→ **本文**
組み合わせの公式は、順番を考えずに、いくつかの要素を選ぶ場合の組み合わせの数を求めるために使います。公式は以下のとおりです。
組み合わせの公式
n!/(n-r)!r!
n:全体の数
r:選ぶ数
具体的には、以下のような問題でこの組み合わせの公式を活用できます。
例題
5人のメンバーの中から、3人を選んでチームを作る場合の選び方は何通りあるか?
解き方
組み合わせの公式を使い、順番を考えずに3人を選ぶ。
5!/3!(5-3)!
=(5×4×3!)/(3!×2×1)
=(5×4)/(2×1)
=10
答え:10通り
組み合わせの問題では、順番を考えないことがポイントです。たとえば、Aさん・Bさん・Cさんを選ぶ場合、「A→B→C」も「C→B→A」も同じ組み合わせとして扱うため、並び方の違いは考慮しません。
SPIの問題では、「チームを作る」「委員を選ぶ」「賞を受ける人を決める」といった場面で組み合わせの公式を使う問題が出題されることが多いため、しっかり公式の使い方を身に付けておきましょう。
②確率の法則

確率の法則とは、確率の基本的な計算ルールであり、解答するうえで必須の知識です。確率は以下の公式で求められます。
確率の法則
確率=起きる場合の数/全体の場合の数
ある事象が発生する確率は、全体の可能性のうち、その事象が発生する場合の割合を表したものということを指します。具体的には以下のような問題で活用可能です。
例題
6面のサイコロを1回振ったとき、4以上の目が出る確率を求めよ。
解き方
サイコロの目は 1、2、3、4、5、6の6通りあります。このうち4以上(4、5、6)の目が出る場合は3通りであるため、確率は次のようになります。
4以上の目が出る場合の数/全体の数=3/6=1/2
答え:1/2(50%)
確率の法則を理解し、SPIの出題傾向に合わせて演習を積むことで、確実に得点できるようになります。
- 全体の場合の数を瞬時に把握するのが難しいです……。

→ **データ部分**

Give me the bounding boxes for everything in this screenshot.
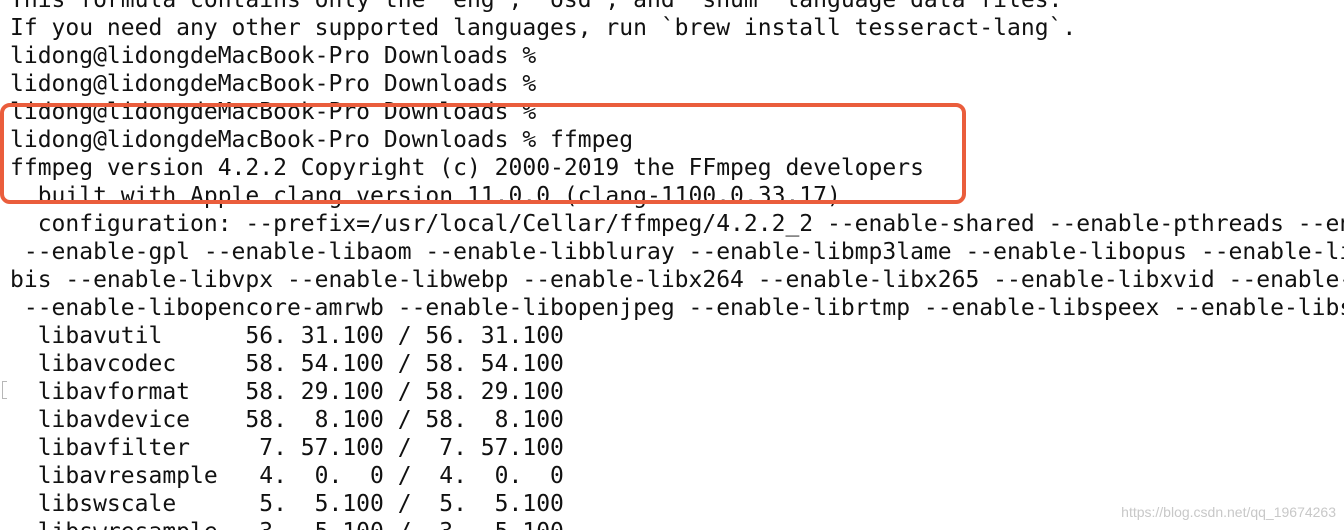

→ **練習問題**
• 1. 組み合わせと確率についての本文で、SPIで組み合わせの公式を使う問題がよく出る場面として挙げられているものをすべて書き出してください。
• 2. 組み合わせと確率についての本文を、最後の一文の後から書き継いでください。

→ **各問の解答**
• 1.
・チームを作る
・委員を選ぶ
・賞を受ける人を決める

• 2.
基礎から理解し問題を解く頻度を高めてパターンを覚えよう
全体の場合の数を瞬時に把握するのが難しいということは、順列や組み合わせの基礎ができていないことがほとんどです。
確率は、順列・組み合わせの知識が前提となっています。よって、これらとセットで学習していく必要があります。
また、瞬時に把握することができる人とそうでない人の差は、問題を解いている量の差です。
多くの場合は似たような問題が出題されるので、繰り返し問題を解いて演習することで、自然と瞬時に判断できるようになるでしょう。
③積の法則

積の法則とは、複数の独立した事象が連続して起こる確率を求めるときに使う法則です。独立した事象とは、一方の事象がもう一方の事象に影響を与えない場合を指します。
公式は以下のようになります。
積の法則
Aが起こる確率×Bが起こる確率=AとBが同時に起こる確率
SPIでは、サイコロやくじ引きなどの問題で頻出するため、しっかりと理解しておきましょう。具体的には以下のような問題で積の法則を活用できます。
例題
6面のサイコロを2回振ったとき、1回目に4が出て、2回目に偶数が出る確率を求めよ。
解き方
①1回目に4が出る確率
サイコロの目は 1、2、3、4、5、6の6通りあり、そのうち4が出るのは1通り。
1/6
②2回目に偶数が出る確率
偶数の目は2、4、6の3通り。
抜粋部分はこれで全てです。